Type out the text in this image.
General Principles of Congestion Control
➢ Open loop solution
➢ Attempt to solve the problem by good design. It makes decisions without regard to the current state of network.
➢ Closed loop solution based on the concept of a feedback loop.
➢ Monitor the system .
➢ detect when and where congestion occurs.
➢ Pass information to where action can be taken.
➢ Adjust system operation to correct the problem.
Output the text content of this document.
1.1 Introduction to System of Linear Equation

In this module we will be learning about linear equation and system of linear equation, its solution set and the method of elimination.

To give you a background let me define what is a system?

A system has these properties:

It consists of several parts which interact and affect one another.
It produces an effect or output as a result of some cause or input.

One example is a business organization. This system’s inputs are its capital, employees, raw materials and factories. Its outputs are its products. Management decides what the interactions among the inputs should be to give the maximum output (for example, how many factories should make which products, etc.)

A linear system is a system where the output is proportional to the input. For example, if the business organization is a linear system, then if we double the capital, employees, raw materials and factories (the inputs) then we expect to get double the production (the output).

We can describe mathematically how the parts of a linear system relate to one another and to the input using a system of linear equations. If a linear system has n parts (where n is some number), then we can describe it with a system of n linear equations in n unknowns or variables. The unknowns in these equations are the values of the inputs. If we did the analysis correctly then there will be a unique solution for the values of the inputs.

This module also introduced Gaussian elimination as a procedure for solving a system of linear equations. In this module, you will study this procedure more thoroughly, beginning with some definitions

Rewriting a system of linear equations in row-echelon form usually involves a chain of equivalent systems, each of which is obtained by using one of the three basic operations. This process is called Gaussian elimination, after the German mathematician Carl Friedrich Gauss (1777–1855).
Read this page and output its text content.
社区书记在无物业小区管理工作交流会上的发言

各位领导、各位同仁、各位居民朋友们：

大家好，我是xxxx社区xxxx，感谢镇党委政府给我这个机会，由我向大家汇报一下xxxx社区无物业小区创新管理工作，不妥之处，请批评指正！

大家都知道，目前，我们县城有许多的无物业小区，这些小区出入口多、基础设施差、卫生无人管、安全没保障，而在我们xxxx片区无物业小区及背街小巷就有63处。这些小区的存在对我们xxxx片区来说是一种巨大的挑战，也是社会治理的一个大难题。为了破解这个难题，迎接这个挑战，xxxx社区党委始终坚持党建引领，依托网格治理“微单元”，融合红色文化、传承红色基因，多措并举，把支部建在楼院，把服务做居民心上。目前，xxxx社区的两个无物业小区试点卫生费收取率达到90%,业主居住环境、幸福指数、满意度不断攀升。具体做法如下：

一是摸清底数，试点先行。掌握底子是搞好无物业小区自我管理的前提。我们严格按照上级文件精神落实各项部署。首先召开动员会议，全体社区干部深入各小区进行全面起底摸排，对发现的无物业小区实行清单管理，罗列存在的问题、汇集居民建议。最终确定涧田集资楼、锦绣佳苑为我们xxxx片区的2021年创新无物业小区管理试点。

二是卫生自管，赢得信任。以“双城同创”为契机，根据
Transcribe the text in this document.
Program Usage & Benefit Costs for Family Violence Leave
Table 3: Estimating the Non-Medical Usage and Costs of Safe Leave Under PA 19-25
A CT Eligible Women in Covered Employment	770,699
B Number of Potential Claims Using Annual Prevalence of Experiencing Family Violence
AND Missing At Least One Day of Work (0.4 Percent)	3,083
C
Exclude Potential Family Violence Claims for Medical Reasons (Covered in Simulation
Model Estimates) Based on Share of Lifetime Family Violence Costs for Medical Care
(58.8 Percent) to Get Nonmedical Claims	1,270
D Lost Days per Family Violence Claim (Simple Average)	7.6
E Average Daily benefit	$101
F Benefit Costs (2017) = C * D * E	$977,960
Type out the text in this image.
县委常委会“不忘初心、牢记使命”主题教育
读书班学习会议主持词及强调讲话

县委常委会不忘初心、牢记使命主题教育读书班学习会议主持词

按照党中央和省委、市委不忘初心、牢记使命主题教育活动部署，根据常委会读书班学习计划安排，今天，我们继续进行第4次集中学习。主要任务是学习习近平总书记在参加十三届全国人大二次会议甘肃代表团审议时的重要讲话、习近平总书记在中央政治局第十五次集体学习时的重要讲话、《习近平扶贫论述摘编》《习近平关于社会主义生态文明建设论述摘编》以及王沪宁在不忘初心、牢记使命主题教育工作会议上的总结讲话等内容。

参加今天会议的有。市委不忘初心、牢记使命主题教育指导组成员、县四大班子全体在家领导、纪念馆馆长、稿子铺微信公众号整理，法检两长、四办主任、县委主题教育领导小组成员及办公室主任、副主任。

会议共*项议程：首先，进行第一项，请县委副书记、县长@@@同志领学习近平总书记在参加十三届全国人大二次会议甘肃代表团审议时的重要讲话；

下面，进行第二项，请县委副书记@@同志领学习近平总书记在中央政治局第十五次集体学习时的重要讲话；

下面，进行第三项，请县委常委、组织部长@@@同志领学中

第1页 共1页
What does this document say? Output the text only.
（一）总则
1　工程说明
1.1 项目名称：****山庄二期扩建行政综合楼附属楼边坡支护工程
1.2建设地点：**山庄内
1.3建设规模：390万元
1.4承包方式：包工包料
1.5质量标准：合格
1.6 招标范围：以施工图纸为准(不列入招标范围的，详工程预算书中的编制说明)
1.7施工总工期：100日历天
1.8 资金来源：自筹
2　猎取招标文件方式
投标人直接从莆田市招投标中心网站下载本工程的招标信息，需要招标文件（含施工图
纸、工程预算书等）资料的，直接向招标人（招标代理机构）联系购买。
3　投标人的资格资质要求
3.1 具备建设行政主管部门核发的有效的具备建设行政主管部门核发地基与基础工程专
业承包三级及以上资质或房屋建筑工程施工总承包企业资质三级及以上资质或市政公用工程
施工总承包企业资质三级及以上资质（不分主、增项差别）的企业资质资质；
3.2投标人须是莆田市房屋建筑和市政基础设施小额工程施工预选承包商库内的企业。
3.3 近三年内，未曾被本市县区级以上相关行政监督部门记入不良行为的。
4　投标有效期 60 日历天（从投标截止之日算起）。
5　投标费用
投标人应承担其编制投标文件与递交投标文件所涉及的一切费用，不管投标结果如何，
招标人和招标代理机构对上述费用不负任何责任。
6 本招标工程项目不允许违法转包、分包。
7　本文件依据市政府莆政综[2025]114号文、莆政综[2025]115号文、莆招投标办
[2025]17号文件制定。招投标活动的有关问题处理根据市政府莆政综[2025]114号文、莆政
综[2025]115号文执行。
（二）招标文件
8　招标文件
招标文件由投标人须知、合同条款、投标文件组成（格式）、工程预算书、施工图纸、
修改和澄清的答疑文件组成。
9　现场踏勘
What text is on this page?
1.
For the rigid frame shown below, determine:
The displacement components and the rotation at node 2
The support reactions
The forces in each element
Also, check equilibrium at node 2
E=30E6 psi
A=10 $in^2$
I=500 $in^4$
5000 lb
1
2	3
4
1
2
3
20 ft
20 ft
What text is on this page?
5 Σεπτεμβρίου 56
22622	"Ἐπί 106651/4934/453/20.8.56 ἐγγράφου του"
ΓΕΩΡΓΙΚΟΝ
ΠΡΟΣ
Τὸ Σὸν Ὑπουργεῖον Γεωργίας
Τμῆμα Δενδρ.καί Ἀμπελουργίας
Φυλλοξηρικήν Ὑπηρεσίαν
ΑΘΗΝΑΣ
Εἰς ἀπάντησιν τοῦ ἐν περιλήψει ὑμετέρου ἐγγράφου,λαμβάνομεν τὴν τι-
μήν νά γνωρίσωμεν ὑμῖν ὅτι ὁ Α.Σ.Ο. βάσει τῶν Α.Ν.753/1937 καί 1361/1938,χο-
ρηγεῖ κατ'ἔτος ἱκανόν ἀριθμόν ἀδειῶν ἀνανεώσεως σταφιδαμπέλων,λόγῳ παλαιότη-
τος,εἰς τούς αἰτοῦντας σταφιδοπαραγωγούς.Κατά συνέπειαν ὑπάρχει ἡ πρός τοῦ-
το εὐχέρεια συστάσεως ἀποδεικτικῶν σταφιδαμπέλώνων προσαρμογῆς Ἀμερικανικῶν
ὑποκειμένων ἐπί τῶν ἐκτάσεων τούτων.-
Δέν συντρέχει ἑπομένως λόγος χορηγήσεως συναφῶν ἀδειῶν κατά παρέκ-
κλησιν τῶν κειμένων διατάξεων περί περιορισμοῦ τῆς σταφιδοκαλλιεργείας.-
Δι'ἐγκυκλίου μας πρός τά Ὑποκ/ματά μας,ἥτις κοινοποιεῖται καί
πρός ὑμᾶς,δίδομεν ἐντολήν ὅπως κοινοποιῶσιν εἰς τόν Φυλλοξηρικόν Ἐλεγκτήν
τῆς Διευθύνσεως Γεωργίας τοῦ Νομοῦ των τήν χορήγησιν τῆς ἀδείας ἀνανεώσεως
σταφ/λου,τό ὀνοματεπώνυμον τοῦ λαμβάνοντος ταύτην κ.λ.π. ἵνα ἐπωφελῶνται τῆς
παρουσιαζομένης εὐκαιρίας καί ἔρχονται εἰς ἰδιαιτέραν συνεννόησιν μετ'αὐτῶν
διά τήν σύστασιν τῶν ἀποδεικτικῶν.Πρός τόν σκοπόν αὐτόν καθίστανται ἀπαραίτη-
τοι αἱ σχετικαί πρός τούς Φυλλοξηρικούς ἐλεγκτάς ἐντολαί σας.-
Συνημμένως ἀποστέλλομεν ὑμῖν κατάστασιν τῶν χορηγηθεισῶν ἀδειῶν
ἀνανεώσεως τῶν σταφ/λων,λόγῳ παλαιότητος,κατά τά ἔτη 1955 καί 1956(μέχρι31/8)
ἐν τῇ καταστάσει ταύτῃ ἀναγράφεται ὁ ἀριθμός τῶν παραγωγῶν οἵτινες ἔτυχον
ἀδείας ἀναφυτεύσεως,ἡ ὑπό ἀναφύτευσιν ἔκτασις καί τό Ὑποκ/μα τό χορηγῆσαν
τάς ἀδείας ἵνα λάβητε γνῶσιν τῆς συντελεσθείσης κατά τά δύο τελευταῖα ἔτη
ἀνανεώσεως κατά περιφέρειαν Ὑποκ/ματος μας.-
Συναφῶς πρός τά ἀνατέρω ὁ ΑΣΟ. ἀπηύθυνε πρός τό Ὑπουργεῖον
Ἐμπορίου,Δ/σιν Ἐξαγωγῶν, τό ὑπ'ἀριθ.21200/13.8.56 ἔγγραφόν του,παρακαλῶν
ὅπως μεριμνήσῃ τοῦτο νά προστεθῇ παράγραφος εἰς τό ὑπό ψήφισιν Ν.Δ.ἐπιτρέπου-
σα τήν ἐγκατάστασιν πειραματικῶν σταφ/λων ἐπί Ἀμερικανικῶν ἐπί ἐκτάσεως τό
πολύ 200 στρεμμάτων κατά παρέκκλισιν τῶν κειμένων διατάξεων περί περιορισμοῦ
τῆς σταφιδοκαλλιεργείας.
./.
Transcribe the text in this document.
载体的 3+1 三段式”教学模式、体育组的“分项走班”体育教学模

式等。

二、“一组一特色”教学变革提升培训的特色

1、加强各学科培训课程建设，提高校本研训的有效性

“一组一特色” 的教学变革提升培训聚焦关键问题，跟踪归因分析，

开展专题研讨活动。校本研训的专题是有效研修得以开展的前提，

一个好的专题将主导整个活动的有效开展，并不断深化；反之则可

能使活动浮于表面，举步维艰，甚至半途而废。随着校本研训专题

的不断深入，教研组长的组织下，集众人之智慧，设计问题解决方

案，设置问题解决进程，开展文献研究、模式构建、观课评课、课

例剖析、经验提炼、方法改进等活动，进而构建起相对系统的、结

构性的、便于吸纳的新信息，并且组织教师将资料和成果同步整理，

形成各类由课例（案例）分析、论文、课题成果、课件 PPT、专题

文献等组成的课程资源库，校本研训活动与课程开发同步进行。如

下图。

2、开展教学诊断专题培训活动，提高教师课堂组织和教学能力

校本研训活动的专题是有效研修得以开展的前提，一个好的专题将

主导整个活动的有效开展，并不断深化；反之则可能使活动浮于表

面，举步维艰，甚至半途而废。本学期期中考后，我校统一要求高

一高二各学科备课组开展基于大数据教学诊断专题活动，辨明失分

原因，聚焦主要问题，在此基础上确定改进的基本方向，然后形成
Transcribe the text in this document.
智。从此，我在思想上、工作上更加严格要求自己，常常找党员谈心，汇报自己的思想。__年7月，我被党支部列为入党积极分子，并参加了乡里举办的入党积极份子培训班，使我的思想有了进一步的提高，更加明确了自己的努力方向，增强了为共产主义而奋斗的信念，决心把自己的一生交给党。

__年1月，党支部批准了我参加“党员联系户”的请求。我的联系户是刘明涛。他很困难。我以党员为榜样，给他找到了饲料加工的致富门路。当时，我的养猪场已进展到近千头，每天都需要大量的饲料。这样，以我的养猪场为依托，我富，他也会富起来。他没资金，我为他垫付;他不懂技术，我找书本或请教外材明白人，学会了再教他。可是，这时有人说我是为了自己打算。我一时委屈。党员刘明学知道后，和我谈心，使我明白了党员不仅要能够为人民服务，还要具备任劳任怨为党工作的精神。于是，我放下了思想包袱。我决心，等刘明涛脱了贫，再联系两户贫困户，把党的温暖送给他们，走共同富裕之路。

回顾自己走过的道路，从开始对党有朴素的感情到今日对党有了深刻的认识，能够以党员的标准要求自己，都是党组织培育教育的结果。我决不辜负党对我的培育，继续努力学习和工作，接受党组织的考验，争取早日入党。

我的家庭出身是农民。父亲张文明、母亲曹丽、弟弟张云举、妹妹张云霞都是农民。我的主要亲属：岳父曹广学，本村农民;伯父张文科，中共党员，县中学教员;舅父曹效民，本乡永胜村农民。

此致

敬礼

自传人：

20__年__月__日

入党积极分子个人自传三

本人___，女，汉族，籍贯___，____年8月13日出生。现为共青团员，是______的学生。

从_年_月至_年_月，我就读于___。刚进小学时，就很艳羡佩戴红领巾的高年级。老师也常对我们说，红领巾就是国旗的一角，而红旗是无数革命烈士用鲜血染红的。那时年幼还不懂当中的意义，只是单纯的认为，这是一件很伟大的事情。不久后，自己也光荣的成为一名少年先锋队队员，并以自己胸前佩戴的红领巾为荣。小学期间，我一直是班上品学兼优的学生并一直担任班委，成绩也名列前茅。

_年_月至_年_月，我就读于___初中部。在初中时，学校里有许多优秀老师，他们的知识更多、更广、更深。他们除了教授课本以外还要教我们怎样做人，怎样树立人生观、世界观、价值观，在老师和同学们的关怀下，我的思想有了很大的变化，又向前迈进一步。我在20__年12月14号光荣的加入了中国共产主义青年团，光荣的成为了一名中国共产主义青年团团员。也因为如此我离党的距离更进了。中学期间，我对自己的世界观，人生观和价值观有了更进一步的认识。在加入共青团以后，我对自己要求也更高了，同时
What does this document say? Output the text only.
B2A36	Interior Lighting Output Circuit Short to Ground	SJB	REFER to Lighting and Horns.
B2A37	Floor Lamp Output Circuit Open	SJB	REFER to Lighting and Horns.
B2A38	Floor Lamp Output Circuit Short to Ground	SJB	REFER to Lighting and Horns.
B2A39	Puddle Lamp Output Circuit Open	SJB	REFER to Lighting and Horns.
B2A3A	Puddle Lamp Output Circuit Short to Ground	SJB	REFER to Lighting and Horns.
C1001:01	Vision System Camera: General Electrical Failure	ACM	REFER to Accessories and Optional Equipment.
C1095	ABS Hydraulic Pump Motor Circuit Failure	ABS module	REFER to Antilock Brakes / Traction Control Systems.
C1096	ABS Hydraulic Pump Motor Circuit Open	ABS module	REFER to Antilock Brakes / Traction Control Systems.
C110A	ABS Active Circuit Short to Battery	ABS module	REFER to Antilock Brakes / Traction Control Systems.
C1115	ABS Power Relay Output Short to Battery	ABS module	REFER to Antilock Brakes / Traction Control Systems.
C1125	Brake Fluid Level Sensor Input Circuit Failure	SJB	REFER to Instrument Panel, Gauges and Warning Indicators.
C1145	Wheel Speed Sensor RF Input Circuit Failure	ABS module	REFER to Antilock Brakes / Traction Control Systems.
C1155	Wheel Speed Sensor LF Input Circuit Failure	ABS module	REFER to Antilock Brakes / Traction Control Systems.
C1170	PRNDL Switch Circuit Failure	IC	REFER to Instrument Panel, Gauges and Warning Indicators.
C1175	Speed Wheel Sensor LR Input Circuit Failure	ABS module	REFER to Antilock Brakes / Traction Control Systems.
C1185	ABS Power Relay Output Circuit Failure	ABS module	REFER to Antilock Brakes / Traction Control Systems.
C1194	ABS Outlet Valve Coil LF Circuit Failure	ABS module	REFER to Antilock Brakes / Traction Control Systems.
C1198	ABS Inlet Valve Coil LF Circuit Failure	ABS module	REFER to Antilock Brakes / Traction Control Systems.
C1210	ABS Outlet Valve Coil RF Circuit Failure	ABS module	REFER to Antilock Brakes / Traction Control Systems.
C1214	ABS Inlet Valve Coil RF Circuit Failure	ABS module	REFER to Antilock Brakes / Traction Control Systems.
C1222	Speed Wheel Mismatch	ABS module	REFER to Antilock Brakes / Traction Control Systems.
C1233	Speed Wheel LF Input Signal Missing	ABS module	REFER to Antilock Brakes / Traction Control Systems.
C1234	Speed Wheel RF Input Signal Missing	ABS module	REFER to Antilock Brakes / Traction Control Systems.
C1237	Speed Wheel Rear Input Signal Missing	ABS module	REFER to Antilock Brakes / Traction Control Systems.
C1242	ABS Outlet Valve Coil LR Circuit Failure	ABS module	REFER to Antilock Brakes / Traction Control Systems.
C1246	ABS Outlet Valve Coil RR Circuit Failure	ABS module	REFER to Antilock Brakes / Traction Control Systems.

────

_Brief_
Make a tally of the lines in this data that include the string "some", and answer with that tally alone.

_Task response_
3